Exercise brief: Which lines hold the word "name"? Copy each one.

Start

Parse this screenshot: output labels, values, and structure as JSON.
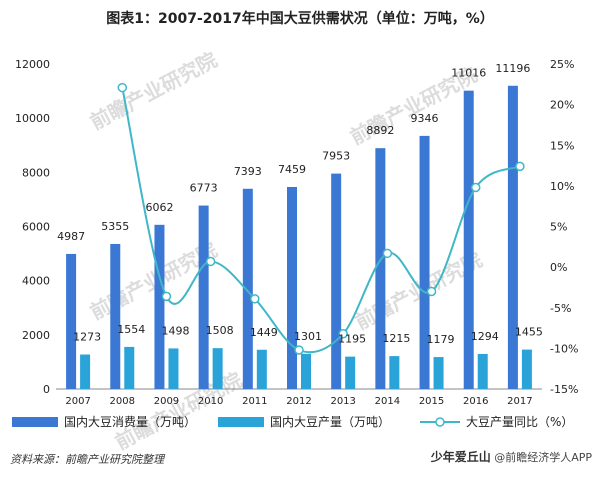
{
  "title": "图表1：2007-2017年中国大豆供需状况（单位：万吨，%）",
  "source": {
    "label": "资料来源：",
    "value": "前瞻产业研究院整理"
  },
  "watermark": "前瞻产业研究院",
  "wechat": {
    "name": "少年爱丘山",
    "publisher": "@前瞻经济学人APP"
  },
  "chart_data": {
    "type": "bar",
    "categories": [
      "2007",
      "2008",
      "2009",
      "2010",
      "2011",
      "2012",
      "2013",
      "2014",
      "2015",
      "2016",
      "2017"
    ],
    "series": [
      {
        "name": "国内大豆消费量（万吨）",
        "type": "bar",
        "axis": "left",
        "color": "#3a78d4",
        "values": [
          4987,
          5355,
          6062,
          6773,
          7393,
          7459,
          7953,
          8892,
          9346,
          11016,
          11196
        ]
      },
      {
        "name": "国内大豆产量（万吨）",
        "type": "bar",
        "axis": "left",
        "color": "#2aa3d8",
        "values": [
          1273,
          1554,
          1498,
          1508,
          1449,
          1301,
          1195,
          1215,
          1179,
          1294,
          1455
        ]
      },
      {
        "name": "大豆产量同比（%）",
        "type": "line",
        "axis": "right",
        "color": "#3fb7c8",
        "values": [
          null,
          22.1,
          -3.6,
          0.7,
          -3.9,
          -10.2,
          -8.2,
          1.7,
          -3.0,
          9.8,
          12.4
        ]
      }
    ],
    "y_left": {
      "min": 0,
      "max": 12000,
      "ticks": [
        0,
        2000,
        4000,
        6000,
        8000,
        10000,
        12000
      ]
    },
    "y_right": {
      "min": -15,
      "max": 25,
      "ticks": [
        -15,
        -10,
        -5,
        0,
        5,
        10,
        15,
        20,
        25
      ],
      "tick_labels": [
        "-15%",
        "-10%",
        "-5%",
        "0%",
        "5%",
        "10%",
        "15%",
        "20%",
        "25%"
      ]
    },
    "legend_position": "bottom",
    "grid": false
  }
}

End

Completed exercise:
    "name": "少年爱丘山",
        "name": "国内大豆消费量（万吨）",
        "name": "国内大豆产量（万吨）",
        "name": "大豆产量同比（%）",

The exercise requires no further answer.